Data for the task:
[BEGIN]
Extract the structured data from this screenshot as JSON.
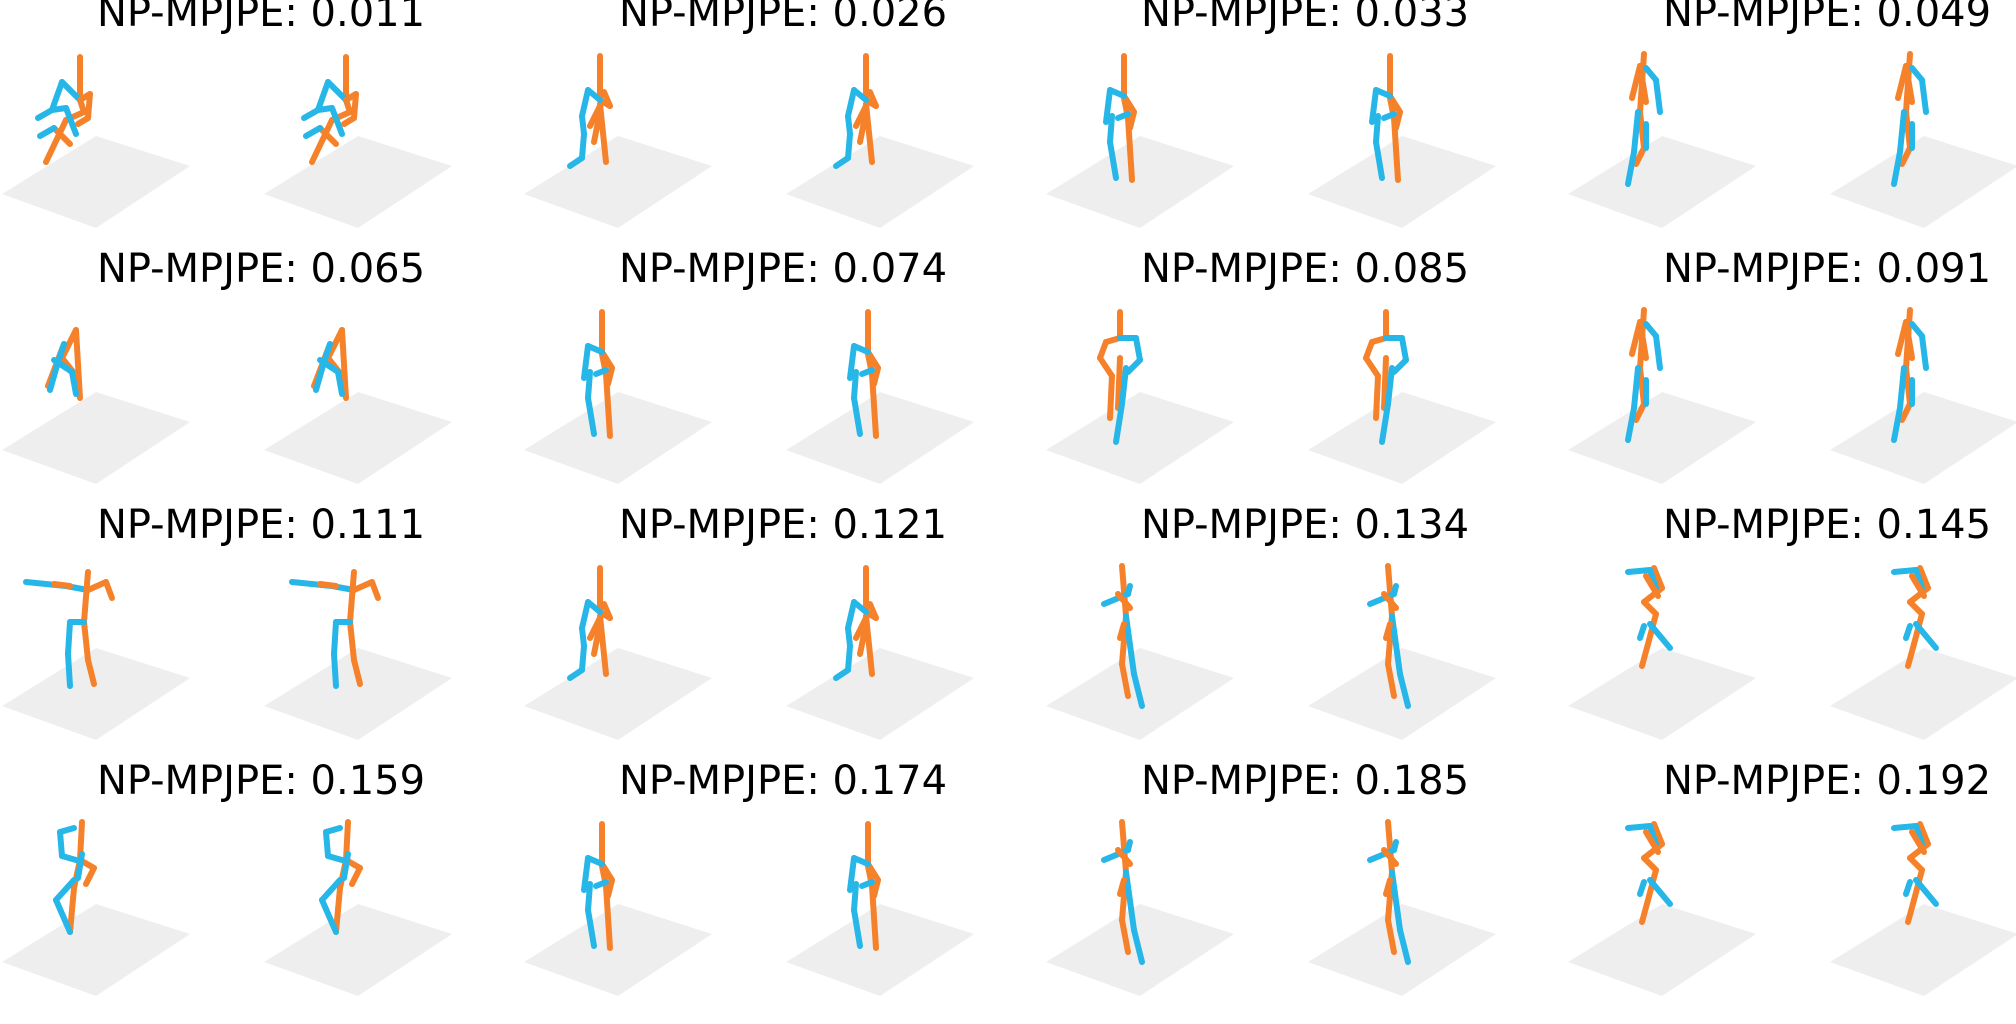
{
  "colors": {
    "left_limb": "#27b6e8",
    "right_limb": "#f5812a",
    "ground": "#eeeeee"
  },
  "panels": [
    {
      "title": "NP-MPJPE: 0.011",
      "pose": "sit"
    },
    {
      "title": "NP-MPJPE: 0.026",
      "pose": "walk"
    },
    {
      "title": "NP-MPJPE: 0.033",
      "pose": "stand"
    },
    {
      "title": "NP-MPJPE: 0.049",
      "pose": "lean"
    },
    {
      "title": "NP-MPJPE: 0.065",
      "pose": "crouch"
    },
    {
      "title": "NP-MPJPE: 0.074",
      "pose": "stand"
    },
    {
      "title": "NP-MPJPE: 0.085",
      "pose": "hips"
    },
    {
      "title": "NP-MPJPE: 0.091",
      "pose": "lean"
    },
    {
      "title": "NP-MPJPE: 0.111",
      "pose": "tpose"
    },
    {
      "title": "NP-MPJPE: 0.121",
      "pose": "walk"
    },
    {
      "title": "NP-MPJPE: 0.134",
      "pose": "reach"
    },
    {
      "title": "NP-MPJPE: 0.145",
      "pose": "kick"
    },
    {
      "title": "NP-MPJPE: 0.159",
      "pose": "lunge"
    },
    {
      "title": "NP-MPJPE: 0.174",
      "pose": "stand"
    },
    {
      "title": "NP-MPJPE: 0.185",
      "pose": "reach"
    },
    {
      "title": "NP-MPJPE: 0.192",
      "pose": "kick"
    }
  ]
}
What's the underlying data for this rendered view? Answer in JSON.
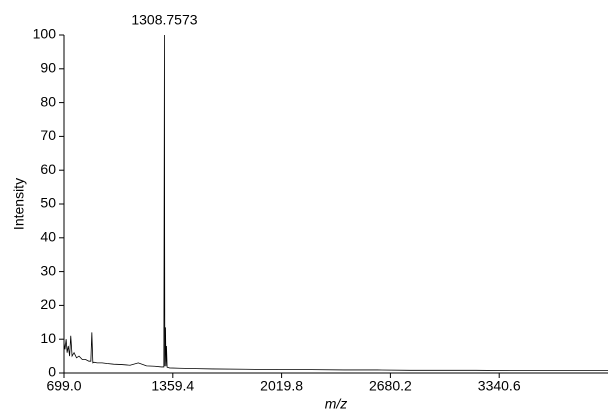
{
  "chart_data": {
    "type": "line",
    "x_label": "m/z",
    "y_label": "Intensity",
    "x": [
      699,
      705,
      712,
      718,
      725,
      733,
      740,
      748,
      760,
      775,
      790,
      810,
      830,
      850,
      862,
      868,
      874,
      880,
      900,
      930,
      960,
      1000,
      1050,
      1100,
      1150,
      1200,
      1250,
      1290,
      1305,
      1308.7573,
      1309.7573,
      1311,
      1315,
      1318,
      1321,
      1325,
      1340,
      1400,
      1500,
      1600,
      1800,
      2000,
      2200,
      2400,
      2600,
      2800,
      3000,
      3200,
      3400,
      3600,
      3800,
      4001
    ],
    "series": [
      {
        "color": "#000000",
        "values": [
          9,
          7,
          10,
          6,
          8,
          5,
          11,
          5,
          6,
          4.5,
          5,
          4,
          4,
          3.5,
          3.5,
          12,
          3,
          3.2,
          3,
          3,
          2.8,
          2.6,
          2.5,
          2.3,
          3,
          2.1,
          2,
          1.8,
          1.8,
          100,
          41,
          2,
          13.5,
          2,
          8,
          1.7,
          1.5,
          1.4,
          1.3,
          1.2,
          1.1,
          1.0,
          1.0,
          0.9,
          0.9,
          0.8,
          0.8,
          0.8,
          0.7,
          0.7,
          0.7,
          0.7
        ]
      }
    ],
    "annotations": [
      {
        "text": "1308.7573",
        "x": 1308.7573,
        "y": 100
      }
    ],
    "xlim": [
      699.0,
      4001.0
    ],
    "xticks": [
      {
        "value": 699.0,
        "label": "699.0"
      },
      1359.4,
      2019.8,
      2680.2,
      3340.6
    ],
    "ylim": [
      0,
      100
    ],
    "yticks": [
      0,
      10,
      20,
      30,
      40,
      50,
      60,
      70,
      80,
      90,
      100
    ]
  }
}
[END]
[BEGIN]
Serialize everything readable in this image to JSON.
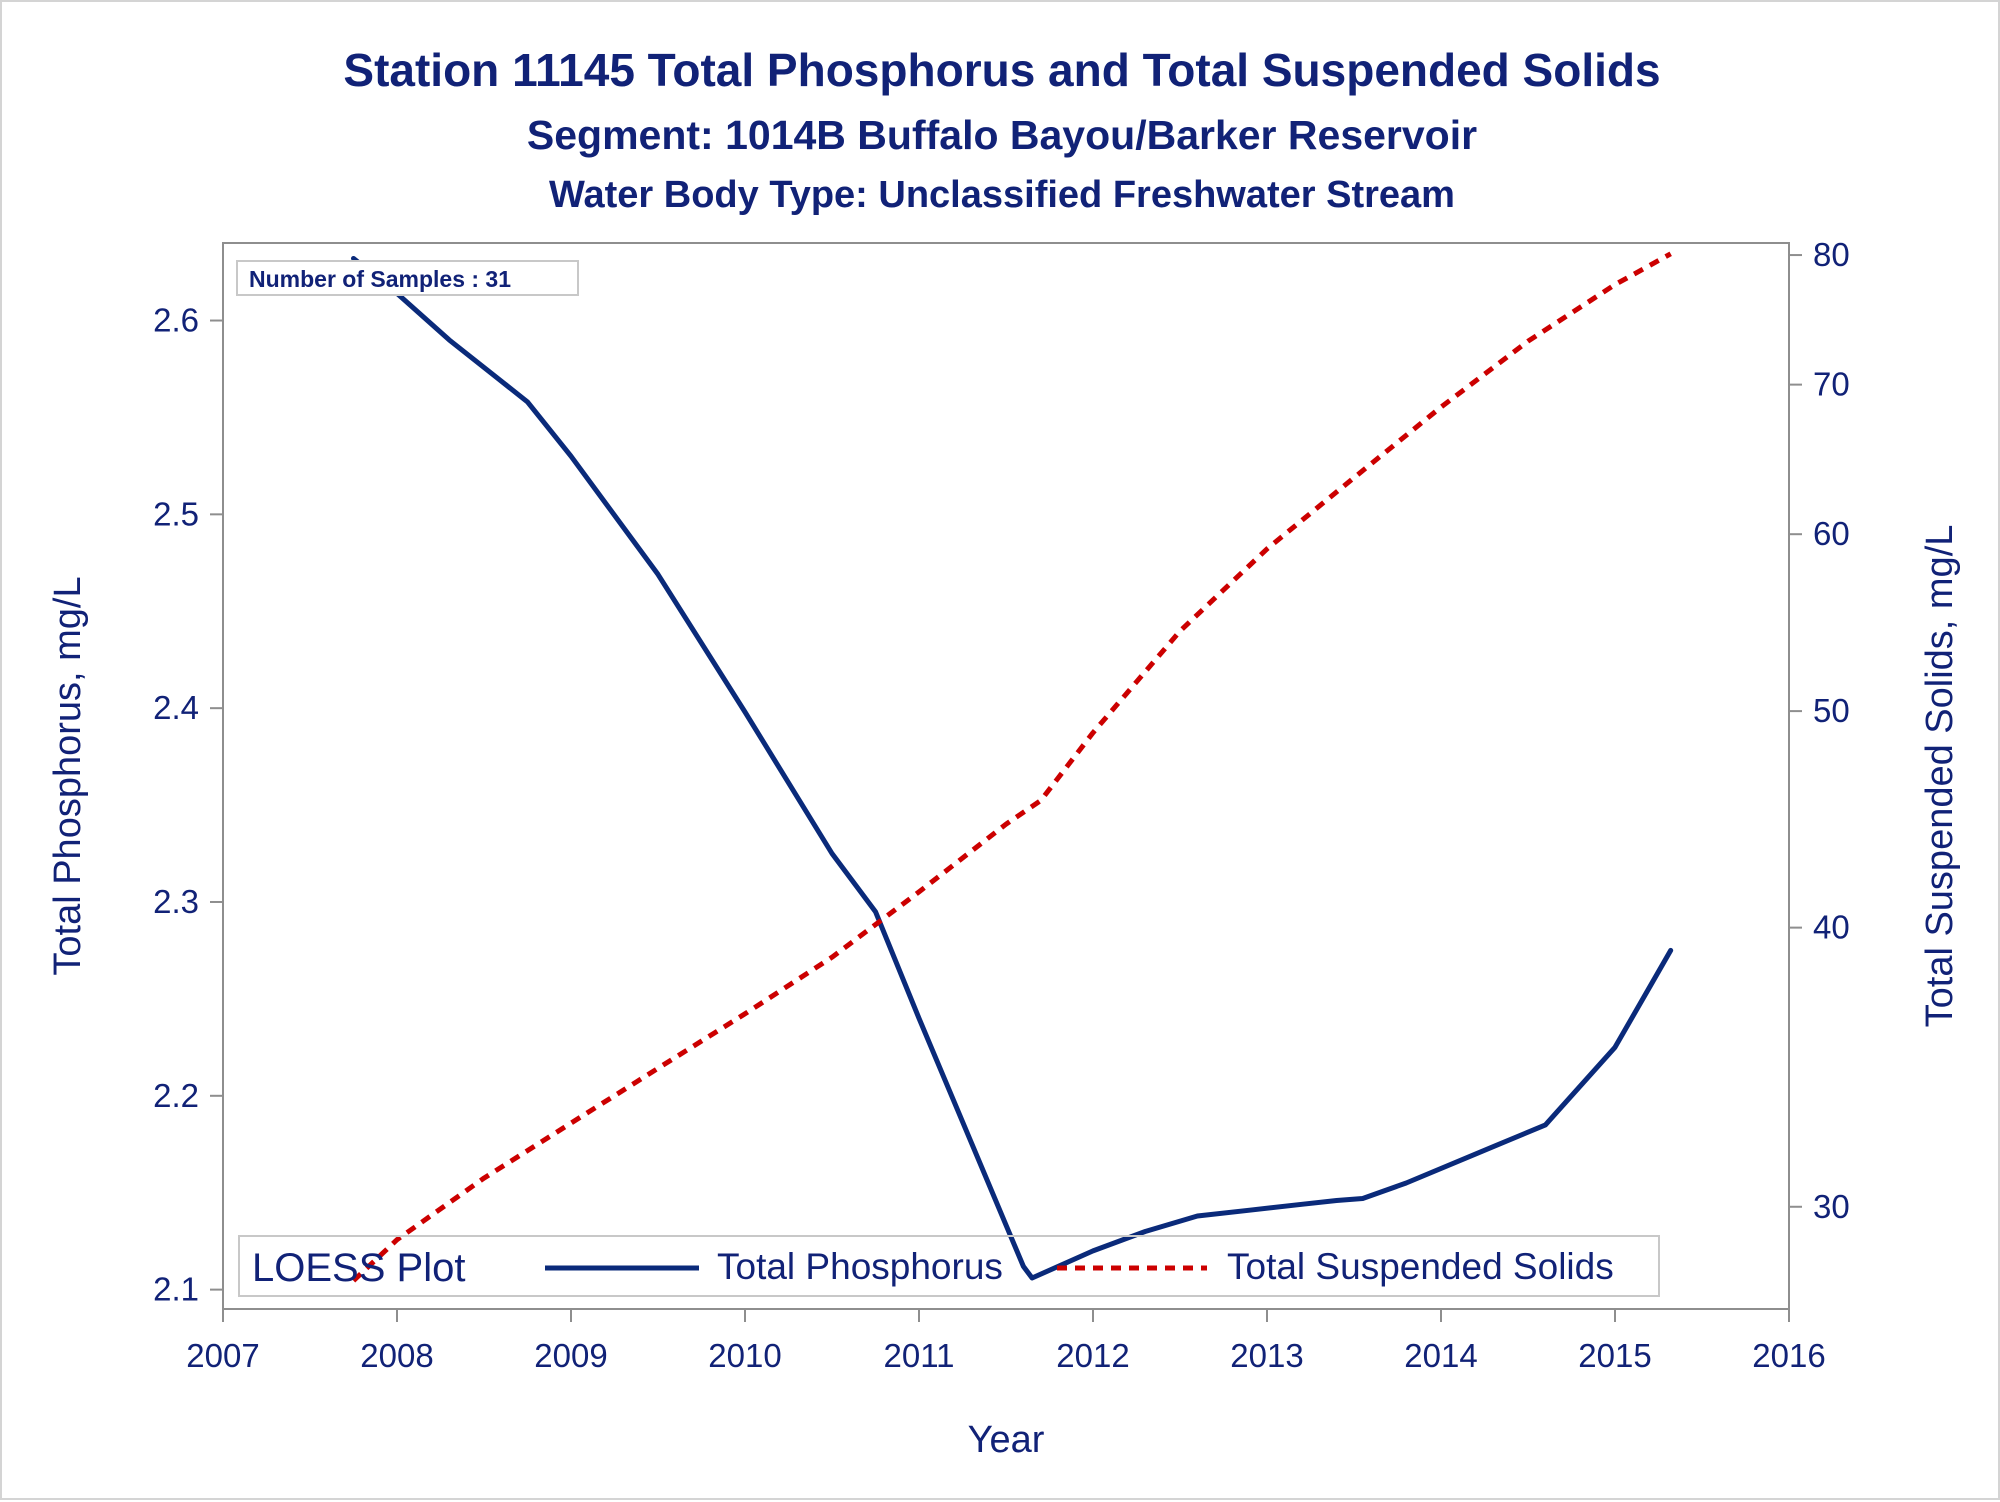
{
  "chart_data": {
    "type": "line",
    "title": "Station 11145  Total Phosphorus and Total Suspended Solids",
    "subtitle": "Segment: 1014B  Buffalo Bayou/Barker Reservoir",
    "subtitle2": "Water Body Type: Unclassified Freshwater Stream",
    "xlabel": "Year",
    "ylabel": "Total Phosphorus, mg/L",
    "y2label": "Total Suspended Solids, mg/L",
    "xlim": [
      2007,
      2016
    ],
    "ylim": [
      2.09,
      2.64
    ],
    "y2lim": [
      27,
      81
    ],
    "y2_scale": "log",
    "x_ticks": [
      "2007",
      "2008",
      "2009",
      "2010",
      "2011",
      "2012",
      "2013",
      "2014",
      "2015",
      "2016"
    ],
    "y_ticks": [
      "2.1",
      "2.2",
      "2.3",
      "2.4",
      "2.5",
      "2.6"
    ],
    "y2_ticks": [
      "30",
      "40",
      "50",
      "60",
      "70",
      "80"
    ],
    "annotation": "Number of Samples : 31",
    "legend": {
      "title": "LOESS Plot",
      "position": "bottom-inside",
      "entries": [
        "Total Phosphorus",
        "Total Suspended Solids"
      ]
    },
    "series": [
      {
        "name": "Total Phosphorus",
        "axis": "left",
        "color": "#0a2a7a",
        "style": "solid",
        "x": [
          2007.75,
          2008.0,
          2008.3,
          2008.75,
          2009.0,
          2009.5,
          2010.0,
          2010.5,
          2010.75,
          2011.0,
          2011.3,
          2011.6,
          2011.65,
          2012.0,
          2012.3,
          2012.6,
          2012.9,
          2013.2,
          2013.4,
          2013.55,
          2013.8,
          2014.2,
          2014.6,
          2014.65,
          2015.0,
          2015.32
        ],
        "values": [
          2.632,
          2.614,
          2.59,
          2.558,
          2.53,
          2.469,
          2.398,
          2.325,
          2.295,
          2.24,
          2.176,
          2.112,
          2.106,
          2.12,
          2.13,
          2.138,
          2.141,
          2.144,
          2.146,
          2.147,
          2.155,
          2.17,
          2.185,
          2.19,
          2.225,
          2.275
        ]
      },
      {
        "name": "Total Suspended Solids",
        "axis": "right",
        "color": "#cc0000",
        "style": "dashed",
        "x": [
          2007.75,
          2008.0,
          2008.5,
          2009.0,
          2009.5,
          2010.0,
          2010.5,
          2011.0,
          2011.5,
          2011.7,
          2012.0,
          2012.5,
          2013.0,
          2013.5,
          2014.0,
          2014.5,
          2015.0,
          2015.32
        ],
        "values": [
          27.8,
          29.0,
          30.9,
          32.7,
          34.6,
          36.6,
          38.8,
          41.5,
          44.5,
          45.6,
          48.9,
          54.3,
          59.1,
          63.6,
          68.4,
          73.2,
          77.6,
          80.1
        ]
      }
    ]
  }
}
[END]
Locate all lines in the listing above with the word "name" and copy them.

        "name": "Total Phosphorus",
        "name": "Total Suspended Solids",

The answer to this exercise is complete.